Items listed in a dataset:

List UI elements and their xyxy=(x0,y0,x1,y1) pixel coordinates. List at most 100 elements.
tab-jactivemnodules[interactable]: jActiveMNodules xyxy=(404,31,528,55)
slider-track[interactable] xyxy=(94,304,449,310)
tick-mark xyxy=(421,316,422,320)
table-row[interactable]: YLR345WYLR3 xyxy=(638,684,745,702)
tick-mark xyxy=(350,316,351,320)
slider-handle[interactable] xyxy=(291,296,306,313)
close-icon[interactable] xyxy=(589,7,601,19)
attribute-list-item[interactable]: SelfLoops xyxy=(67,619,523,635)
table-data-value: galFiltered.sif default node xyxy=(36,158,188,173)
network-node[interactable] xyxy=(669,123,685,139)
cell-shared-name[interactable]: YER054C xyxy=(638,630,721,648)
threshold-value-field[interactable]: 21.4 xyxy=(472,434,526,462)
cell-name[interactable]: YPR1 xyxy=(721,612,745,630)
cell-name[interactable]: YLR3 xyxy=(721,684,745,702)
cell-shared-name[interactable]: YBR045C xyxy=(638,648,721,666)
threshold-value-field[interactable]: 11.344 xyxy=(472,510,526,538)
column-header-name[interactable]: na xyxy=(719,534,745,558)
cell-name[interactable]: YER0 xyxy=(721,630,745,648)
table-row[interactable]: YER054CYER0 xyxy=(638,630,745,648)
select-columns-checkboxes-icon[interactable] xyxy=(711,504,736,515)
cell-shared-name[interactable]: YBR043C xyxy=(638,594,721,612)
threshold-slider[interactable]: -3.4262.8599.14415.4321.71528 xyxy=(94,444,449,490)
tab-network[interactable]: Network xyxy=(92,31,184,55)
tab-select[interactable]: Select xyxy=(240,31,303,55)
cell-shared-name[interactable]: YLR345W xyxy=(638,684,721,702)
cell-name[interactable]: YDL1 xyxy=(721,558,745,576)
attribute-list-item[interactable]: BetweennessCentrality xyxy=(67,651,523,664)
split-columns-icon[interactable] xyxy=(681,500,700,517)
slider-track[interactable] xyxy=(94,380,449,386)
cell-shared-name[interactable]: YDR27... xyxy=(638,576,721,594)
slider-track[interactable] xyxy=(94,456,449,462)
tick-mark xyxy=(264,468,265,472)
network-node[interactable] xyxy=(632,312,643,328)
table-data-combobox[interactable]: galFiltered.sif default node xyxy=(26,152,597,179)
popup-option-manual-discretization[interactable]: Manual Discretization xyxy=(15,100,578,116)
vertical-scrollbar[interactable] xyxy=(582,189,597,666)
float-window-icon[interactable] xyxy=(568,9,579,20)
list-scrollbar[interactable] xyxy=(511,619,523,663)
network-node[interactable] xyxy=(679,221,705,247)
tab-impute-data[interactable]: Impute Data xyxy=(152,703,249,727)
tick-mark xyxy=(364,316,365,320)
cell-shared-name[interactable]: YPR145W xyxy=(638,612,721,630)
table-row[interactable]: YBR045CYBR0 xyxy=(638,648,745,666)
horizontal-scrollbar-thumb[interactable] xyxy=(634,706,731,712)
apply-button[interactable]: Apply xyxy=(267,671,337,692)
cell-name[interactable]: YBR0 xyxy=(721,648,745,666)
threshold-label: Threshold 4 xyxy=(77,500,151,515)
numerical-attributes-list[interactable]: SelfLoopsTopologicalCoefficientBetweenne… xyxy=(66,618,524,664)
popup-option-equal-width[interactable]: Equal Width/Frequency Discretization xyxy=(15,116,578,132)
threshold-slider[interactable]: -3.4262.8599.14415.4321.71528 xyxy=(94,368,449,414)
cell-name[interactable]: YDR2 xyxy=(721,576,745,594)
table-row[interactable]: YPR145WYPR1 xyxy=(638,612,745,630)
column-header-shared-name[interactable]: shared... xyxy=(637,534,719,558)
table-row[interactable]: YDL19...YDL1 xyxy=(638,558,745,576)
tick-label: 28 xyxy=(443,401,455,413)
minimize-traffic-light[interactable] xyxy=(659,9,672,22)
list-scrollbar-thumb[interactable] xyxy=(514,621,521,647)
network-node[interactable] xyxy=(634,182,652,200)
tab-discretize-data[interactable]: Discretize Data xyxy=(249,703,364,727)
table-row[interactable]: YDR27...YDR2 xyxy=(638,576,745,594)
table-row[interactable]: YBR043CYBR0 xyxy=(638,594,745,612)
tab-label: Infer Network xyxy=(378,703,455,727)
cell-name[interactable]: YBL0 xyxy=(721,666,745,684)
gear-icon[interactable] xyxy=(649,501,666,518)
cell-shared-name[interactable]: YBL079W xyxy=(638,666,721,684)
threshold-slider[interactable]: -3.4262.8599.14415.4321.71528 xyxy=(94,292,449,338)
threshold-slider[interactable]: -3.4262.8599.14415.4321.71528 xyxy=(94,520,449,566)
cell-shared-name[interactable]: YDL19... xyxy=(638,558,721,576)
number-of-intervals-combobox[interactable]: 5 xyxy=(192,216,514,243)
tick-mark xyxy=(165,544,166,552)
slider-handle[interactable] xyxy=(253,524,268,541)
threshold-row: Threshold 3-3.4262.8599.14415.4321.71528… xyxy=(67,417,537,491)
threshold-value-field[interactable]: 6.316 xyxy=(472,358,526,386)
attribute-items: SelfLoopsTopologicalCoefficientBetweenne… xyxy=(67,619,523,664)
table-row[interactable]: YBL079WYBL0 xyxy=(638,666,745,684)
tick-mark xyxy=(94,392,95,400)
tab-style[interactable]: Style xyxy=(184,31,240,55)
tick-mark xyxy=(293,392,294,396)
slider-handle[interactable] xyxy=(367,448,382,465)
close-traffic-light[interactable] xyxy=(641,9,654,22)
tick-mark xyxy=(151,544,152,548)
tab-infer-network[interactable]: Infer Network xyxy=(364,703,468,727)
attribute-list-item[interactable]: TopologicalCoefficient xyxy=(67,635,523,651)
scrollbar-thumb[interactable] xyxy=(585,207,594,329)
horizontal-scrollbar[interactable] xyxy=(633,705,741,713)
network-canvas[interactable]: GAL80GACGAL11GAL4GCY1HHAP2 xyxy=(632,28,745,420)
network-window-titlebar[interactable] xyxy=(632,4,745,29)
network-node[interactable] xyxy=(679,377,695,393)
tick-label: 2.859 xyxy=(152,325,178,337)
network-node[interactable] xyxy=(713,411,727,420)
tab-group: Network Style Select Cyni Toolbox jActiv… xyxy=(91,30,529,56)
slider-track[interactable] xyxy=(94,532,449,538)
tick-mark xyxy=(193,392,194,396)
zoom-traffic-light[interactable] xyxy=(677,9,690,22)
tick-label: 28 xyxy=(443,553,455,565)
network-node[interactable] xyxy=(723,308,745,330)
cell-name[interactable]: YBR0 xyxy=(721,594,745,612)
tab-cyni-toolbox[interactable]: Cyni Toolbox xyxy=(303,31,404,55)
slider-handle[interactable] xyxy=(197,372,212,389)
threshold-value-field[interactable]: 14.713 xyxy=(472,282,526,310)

**STATED TASK:** Count the lines in the items above that contain the string "close". Reply with the number alone.

**RESULT OF THIS EXERCISE:** 2